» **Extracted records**
--- Begin ---

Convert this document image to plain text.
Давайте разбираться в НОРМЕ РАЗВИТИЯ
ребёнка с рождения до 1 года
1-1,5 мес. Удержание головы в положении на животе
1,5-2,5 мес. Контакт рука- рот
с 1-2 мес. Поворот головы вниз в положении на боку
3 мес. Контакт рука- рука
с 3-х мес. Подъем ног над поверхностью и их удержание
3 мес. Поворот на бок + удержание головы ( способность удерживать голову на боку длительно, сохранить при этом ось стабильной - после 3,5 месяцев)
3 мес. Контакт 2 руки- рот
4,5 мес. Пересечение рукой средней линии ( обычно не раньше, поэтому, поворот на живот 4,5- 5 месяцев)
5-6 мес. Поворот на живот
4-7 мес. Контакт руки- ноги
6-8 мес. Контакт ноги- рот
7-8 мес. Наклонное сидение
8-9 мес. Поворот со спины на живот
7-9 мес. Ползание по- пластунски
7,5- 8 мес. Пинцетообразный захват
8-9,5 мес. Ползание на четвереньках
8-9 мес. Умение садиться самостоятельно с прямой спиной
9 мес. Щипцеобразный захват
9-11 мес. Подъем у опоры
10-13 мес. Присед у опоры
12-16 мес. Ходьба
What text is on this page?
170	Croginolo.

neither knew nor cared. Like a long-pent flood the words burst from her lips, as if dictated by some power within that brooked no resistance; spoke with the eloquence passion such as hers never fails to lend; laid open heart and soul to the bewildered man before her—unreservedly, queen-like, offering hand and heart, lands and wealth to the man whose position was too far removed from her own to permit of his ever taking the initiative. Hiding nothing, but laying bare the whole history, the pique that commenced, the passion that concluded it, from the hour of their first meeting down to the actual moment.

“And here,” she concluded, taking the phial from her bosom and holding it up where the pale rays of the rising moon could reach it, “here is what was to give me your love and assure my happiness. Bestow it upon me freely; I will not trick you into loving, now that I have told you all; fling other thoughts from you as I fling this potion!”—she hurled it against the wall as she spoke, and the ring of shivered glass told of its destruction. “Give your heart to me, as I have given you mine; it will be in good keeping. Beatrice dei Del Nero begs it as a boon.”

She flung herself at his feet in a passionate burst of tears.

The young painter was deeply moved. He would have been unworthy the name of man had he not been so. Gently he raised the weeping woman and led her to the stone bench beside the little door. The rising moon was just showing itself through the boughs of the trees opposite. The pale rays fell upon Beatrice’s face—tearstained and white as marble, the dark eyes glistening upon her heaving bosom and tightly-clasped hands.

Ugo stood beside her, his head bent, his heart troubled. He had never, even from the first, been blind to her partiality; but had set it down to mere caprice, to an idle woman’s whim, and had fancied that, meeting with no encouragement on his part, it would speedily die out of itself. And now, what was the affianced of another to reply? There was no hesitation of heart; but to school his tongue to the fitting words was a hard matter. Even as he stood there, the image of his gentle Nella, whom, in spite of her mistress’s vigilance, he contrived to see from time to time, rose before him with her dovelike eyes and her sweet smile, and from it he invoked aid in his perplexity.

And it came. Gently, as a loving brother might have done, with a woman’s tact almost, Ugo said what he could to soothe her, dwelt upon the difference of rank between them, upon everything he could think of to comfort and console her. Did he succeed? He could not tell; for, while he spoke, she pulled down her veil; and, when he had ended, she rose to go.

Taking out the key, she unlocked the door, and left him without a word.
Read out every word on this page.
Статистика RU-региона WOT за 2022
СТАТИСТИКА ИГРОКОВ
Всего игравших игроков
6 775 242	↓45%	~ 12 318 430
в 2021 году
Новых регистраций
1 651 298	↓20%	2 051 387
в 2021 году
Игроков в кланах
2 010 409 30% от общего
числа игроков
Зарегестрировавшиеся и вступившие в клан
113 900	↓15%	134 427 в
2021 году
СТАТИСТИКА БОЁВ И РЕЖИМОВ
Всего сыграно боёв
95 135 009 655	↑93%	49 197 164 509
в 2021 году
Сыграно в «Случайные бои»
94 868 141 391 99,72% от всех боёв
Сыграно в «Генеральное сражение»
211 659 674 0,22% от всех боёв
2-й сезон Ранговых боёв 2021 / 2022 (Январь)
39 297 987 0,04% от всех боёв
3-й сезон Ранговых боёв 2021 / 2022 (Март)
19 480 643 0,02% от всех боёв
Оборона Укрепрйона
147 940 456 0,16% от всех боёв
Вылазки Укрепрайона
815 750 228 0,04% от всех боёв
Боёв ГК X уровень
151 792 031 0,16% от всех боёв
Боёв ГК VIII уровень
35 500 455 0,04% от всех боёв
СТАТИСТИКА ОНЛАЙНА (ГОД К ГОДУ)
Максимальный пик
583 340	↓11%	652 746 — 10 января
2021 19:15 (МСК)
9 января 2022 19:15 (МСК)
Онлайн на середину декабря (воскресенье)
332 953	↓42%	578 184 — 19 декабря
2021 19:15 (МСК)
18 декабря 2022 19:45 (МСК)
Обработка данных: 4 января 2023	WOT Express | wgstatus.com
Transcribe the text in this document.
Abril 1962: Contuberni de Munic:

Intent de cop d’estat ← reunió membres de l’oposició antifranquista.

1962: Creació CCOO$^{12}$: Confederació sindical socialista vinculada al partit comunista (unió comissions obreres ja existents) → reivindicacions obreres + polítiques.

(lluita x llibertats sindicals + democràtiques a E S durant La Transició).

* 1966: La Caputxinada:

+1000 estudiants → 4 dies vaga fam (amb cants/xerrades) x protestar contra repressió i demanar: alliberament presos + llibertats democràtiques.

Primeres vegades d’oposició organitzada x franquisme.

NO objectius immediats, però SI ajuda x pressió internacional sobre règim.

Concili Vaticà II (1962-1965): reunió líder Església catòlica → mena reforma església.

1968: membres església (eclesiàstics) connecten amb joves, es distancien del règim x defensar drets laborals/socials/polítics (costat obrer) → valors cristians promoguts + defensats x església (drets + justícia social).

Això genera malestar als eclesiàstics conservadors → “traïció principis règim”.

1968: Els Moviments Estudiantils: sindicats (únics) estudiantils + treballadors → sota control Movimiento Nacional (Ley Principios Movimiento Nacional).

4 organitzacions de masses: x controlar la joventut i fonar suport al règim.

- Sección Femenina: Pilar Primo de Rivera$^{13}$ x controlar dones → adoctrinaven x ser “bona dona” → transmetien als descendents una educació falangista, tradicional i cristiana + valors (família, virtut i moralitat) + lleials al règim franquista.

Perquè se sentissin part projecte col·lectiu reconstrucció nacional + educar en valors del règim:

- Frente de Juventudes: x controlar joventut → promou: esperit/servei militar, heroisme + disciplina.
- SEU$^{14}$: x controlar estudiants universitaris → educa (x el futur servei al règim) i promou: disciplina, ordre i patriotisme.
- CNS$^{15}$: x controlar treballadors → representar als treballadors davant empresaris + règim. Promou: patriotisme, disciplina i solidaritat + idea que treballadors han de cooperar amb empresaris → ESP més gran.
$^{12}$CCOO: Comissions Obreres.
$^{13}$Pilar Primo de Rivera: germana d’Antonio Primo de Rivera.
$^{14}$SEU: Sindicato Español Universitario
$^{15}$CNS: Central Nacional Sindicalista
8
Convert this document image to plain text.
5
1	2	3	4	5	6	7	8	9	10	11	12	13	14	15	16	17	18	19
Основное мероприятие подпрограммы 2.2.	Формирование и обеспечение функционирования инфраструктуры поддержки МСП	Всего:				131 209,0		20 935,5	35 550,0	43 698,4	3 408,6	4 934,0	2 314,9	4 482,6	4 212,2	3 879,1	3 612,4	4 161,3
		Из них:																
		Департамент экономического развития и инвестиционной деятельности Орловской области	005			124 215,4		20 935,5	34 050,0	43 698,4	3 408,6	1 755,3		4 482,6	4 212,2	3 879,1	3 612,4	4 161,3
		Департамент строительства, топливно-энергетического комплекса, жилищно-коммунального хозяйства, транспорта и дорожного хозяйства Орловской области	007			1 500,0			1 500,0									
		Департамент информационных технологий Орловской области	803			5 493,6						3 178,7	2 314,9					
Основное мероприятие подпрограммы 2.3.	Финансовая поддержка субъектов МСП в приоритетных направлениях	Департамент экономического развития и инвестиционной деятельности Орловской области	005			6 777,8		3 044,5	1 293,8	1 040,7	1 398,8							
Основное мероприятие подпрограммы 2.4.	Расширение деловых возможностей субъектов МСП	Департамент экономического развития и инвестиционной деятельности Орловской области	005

--- End ---

» **Description of the task**
Scan the listing above for the word "oposició" and show each line where it is found.

» **Expected answer**
Intent de cop d’estat ← reunió membres de l’oposició antifranquista.
Primeres vegades d’oposició organitzada x franquisme.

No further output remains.